- **Work required**:
State how many lines of the records contain the string "value", and give no other information.

- **Data extract**:
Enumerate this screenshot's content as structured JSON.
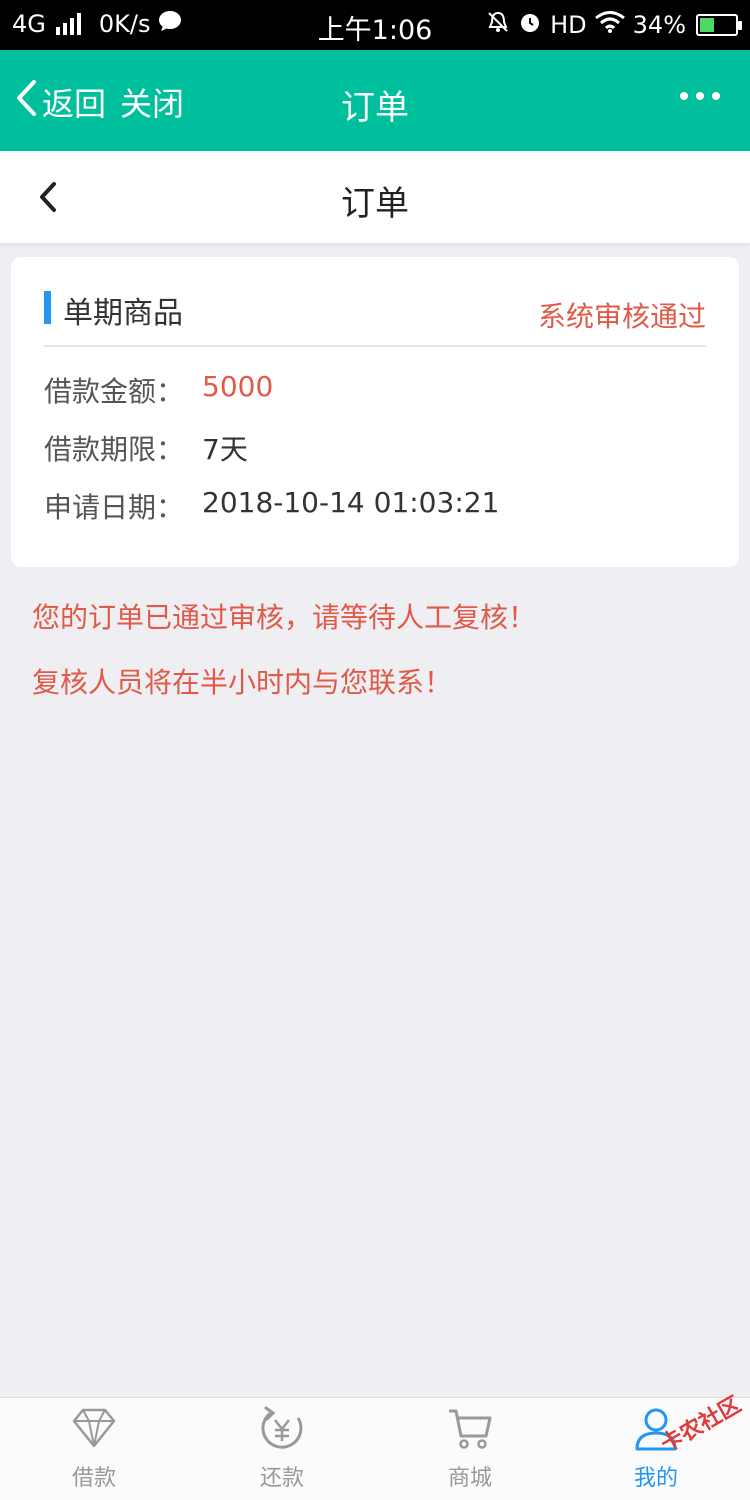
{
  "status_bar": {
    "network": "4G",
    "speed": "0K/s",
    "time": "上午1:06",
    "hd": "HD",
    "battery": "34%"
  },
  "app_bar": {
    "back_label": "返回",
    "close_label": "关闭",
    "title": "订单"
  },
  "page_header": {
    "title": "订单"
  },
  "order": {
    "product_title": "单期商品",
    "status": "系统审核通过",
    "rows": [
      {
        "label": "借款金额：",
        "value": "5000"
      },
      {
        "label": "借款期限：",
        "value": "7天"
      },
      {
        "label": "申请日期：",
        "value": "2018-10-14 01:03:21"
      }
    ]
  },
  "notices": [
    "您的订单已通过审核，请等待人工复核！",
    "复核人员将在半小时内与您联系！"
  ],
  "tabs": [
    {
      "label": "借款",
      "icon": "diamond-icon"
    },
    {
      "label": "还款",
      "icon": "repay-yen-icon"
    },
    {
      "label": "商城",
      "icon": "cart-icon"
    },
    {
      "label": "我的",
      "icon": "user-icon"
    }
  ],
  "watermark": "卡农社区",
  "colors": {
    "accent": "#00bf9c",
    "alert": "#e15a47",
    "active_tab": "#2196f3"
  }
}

- **Task output**:
3